** Data section **

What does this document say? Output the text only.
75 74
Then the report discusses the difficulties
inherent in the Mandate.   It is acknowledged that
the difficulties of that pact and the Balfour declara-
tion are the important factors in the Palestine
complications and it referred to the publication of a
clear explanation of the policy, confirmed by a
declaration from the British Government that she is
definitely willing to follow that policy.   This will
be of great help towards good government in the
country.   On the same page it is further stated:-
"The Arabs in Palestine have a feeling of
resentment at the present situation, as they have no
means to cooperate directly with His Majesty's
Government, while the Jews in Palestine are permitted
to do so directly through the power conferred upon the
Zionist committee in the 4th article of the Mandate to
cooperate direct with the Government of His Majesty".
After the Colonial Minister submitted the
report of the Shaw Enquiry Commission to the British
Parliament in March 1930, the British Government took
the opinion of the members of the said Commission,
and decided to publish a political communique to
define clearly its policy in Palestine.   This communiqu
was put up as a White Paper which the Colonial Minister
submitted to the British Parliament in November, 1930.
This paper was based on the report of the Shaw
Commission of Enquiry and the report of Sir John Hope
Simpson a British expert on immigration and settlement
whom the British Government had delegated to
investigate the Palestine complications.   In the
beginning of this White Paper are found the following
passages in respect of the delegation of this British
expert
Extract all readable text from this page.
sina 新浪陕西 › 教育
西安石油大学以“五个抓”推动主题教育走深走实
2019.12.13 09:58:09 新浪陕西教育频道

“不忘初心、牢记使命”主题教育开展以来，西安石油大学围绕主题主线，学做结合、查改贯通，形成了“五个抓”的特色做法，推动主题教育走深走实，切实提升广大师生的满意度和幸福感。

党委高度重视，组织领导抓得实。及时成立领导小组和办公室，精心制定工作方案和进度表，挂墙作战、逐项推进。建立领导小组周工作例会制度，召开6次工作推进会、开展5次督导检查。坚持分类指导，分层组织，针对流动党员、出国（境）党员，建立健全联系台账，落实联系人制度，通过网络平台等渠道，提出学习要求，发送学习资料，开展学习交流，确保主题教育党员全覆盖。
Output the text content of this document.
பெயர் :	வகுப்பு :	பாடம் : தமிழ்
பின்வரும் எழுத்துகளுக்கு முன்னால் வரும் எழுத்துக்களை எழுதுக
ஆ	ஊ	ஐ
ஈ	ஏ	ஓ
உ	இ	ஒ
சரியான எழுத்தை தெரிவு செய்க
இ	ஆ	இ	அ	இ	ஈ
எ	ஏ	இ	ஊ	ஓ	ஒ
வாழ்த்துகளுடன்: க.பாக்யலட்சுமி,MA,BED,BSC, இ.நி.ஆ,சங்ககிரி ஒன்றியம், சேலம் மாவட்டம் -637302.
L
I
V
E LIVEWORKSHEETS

** What you need to do **
Write out only what runs from the line holding "Output the text content of this document." through the last line of the records, exactly as shown.

** Answer to this task **
Output the text content of this document.
பெயர் :	வகுப்பு :	பாடம் : தமிழ்
பின்வரும் எழுத்துகளுக்கு முன்னால் வரும் எழுத்துக்களை எழுதுக
ஆ	ஊ	ஐ
ஈ	ஏ	ஓ
உ	இ	ஒ
சரியான எழுத்தை தெரிவு செய்க
இ	ஆ	இ	அ	இ	ஈ
எ	ஏ	இ	ஊ	ஓ	ஒ
வாழ்த்துகளுடன்: க.பாக்யலட்சுமி,MA,BED,BSC, இ.நி.ஆ,சங்ககிரி ஒன்றியம், சேலம் மாவட்டம் -637302.
L
I
V
E LIVEWORKSHEETS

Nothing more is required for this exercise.